**Task details**
Across the data below, how many lines hold "gases"? Answer with that number and nothing else.

**Record set**
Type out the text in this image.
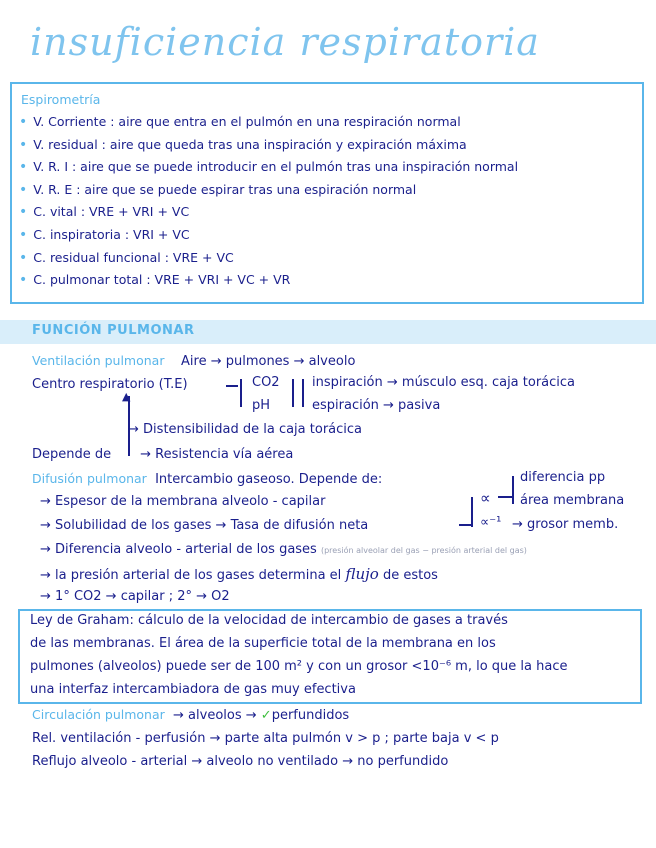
insuficiencia respiratoria
Espirometría
• V. Corriente : aire que entra en el pulmón en una respiración normal
• V. residual : aire que queda tras una inspiración y expiración máxima
• V. R. I : aire que se puede introducir en el pulmón tras una inspiración normal
• V. R. E : aire que se puede espirar tras una espiración normal
• C. vital : VRE + VRI + VC
• C. inspiratoria : VRI + VC
• C. residual funcional : VRE + VC
• C. pulmonar total : VRE + VRI + VC + VR
FUNCIÓN PULMONAR
Ventilación pulmonar Aire → pulmones → alveolo
Centro respiratorio (T.E)	CO2
pH
inspiración → músculo esq. caja torácica
espiración → pasiva
▲
→ Distensibilidad de la caja torácica
Depende de → Resistencia vía aérea
Difusión pulmonar Intercambio gaseoso. Depende de:
→ Espesor de la membrana alveolo - capilar
→ Solubilidad de los gases → Tasa de difusión neta
∝
∝⁻¹
diferencia pp
área membrana
→ grosor memb.
→ Diferencia alveolo - arterial de los gases (presión alveolar del gas − presión arterial del gas)
→ la presión arterial de los gases determina el flujo de estos
→ 1° CO2 → capilar ; 2° → O2
Ley de Graham: cálculo de la velocidad de intercambio de gases a través
de las membranas. El área de la superficie total de la membrana en los
pulmones (alveolos) puede ser de 100 m² y con un grosor <10⁻⁶ m, lo que la hace
una interfaz intercambiadora de gas muy efectiva
Circulación pulmonar → alveolos → ✓perfundidos
Rel. ventilación - perfusión → parte alta pulmón v > p ; parte baja v < p
Reflujo alveolo - arterial → alveolo no ventilado → no perfundido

**Answer to the exercise**
4